Dataset entries on figures:
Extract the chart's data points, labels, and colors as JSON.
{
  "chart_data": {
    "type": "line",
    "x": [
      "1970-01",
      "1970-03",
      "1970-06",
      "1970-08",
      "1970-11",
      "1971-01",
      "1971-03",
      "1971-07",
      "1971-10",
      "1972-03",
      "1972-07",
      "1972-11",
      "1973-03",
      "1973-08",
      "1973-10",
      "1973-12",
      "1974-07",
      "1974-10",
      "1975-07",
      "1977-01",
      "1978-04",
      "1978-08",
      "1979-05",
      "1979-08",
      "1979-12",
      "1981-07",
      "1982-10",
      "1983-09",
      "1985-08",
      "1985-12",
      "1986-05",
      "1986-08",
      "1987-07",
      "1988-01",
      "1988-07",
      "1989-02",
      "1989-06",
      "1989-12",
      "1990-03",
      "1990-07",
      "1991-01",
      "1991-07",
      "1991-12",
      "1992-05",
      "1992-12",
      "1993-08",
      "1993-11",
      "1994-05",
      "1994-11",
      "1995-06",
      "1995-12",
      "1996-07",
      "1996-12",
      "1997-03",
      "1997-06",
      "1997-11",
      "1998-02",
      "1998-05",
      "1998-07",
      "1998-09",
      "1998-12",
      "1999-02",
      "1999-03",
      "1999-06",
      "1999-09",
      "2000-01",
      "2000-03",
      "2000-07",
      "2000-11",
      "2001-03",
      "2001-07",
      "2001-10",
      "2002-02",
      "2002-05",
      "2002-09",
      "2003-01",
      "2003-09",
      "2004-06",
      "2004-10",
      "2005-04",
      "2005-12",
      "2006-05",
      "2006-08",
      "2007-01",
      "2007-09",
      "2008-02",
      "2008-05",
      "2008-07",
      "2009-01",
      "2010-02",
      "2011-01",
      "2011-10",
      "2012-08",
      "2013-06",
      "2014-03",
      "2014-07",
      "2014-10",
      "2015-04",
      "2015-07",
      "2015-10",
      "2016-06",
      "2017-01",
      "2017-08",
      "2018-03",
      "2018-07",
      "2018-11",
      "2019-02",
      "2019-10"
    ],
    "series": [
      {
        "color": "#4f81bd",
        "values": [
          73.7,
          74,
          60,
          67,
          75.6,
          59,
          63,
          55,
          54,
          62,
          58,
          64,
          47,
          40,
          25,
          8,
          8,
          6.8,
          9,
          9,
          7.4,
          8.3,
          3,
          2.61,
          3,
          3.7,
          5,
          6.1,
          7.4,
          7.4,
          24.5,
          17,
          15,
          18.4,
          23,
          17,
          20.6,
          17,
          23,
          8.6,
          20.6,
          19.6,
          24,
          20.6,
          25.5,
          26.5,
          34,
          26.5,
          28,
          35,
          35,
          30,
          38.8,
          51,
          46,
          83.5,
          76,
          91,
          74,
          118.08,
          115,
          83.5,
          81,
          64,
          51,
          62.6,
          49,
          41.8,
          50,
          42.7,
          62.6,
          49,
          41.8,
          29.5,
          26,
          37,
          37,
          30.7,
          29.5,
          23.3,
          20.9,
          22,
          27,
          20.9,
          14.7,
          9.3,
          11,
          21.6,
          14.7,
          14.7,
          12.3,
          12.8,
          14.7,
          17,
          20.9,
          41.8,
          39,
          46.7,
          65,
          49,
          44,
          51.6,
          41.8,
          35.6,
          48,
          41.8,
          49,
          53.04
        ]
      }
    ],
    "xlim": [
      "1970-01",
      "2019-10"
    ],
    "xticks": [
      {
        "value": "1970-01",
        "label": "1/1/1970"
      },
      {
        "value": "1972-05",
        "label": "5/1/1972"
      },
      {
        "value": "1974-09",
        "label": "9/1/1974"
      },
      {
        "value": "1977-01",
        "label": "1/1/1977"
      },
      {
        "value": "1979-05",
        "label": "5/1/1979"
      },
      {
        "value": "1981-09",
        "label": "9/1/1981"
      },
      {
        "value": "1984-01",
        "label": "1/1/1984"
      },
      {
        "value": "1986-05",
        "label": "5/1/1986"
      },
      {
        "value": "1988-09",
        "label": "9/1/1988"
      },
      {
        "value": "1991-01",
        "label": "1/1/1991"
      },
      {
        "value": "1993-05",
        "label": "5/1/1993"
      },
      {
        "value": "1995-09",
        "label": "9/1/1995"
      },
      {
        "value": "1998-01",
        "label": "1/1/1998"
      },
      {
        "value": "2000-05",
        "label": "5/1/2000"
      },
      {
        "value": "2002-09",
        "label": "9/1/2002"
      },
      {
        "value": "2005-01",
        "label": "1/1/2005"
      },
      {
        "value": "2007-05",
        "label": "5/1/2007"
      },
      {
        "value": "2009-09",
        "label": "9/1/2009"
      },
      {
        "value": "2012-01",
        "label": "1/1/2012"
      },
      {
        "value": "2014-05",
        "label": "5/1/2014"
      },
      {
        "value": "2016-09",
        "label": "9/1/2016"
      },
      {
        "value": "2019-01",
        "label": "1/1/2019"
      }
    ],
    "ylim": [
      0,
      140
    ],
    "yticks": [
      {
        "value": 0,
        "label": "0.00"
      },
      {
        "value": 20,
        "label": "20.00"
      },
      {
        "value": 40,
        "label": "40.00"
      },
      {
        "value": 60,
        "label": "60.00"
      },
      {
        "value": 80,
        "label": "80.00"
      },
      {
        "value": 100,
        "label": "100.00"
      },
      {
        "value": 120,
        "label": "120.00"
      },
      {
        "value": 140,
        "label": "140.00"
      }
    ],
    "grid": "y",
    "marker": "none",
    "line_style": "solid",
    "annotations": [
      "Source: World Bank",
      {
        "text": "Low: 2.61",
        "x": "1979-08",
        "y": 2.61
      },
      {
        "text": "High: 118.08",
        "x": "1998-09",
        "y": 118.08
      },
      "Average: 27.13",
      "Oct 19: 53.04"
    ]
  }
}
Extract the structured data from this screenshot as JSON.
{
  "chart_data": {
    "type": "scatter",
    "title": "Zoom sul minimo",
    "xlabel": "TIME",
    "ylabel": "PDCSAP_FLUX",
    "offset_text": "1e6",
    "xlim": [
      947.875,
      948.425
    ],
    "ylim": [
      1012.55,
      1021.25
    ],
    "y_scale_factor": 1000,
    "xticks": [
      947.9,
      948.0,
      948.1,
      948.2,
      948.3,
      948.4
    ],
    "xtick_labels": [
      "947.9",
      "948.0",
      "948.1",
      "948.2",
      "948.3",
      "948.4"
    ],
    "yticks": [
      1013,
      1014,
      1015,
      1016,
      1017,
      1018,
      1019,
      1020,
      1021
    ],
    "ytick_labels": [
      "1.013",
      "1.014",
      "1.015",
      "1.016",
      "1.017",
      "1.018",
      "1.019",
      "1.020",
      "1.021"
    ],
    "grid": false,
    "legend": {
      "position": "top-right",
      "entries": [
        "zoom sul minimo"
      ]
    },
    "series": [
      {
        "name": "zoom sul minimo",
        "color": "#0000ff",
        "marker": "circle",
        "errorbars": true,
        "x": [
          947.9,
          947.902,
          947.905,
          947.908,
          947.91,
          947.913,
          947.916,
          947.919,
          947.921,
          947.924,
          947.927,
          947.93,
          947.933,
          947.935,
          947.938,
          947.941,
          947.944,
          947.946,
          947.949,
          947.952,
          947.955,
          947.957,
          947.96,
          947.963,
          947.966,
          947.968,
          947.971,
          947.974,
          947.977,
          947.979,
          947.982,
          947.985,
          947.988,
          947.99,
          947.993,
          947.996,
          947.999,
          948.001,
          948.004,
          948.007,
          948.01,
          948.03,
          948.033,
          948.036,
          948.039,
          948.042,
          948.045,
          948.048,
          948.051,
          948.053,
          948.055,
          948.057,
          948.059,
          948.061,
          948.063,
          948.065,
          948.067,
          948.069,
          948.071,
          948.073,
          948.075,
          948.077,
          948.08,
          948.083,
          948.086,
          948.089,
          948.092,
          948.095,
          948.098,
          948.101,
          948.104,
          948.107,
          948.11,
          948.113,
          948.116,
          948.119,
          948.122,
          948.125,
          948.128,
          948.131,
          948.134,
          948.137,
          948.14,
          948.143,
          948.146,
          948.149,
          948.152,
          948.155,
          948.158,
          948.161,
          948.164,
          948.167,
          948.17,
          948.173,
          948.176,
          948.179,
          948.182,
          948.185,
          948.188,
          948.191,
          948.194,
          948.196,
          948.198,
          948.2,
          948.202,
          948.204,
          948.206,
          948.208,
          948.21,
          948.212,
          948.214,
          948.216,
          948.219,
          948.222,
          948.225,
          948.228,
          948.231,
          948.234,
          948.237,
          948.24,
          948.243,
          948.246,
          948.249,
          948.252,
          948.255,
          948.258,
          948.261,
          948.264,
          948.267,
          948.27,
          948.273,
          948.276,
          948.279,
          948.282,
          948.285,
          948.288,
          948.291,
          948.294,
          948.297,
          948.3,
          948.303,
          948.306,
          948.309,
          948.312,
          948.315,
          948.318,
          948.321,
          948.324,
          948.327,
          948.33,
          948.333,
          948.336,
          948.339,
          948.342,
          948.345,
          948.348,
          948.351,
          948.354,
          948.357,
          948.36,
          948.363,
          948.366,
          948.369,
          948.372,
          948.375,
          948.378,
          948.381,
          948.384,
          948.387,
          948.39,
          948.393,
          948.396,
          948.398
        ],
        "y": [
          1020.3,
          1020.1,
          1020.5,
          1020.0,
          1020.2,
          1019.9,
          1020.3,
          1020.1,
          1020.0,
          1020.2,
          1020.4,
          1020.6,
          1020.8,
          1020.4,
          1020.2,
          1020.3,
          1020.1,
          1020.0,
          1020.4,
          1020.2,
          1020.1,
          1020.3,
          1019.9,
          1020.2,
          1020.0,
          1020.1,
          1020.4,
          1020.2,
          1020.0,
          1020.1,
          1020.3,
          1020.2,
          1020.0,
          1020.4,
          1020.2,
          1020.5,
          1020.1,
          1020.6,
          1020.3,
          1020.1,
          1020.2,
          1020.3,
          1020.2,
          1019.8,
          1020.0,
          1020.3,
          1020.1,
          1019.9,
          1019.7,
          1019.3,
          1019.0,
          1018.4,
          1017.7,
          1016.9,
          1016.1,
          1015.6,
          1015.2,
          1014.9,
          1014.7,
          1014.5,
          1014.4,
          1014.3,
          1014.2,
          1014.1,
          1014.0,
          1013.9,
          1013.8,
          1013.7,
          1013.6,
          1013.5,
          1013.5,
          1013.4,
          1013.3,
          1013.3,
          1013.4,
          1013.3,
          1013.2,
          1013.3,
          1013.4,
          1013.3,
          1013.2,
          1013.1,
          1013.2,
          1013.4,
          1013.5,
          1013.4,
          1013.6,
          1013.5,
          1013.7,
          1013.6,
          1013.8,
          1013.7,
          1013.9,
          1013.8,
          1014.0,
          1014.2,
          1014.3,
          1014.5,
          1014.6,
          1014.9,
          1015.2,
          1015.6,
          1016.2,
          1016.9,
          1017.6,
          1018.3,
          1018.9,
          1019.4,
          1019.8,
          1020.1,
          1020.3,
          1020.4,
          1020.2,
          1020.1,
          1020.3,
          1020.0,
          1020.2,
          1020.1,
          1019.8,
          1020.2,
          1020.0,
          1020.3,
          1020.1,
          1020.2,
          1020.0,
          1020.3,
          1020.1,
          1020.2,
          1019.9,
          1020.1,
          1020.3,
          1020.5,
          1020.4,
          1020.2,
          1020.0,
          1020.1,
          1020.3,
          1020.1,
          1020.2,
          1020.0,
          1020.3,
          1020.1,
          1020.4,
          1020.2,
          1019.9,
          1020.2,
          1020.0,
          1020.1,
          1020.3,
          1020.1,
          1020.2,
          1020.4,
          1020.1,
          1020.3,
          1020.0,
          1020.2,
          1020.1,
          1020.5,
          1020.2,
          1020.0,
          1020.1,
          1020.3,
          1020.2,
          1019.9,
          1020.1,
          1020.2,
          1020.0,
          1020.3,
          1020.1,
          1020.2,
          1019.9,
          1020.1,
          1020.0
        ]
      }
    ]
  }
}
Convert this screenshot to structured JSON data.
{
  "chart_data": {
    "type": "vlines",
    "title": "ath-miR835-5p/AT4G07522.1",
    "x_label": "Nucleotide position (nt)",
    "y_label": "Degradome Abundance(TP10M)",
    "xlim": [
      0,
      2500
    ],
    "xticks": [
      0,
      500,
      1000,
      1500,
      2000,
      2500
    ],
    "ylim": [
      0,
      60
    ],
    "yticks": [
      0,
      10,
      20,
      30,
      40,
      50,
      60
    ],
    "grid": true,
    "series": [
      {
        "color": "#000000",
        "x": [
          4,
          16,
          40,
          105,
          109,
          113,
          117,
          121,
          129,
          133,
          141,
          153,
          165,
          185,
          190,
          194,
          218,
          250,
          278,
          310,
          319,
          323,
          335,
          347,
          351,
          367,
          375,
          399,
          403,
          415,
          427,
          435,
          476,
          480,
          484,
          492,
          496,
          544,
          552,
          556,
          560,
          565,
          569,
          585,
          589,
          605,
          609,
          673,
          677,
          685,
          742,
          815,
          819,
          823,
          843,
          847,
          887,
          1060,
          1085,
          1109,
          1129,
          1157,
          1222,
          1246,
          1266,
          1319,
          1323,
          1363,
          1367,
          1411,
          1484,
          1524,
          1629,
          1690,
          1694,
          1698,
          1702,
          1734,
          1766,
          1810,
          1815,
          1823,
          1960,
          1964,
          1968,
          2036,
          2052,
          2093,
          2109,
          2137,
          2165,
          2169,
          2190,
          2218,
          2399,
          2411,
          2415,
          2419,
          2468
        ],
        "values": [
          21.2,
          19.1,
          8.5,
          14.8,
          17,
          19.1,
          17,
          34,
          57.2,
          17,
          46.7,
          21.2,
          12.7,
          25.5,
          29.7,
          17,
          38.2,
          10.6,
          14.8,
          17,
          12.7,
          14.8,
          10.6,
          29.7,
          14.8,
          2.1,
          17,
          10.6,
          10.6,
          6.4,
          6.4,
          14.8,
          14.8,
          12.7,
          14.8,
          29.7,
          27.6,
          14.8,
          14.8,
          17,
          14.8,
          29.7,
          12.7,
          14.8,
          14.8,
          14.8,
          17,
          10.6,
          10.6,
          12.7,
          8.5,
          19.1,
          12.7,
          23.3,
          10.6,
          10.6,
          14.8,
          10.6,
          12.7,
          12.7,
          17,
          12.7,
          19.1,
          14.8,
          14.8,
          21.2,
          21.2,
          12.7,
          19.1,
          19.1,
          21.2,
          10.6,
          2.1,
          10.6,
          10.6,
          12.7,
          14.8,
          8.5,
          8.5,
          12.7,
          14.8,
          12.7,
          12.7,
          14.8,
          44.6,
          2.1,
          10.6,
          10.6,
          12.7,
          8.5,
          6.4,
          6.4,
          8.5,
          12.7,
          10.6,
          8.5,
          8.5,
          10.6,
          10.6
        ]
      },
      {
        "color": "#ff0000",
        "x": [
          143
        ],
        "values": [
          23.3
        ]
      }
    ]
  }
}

_EXERCISE GOAL_
Find the word "JSON" in the material, then list each line that holds it.

_THE OUTPUT_
Extract the chart's data points, labels, and colors as JSON.
Extract the structured data from this screenshot as JSON.
Convert this screenshot to structured JSON data.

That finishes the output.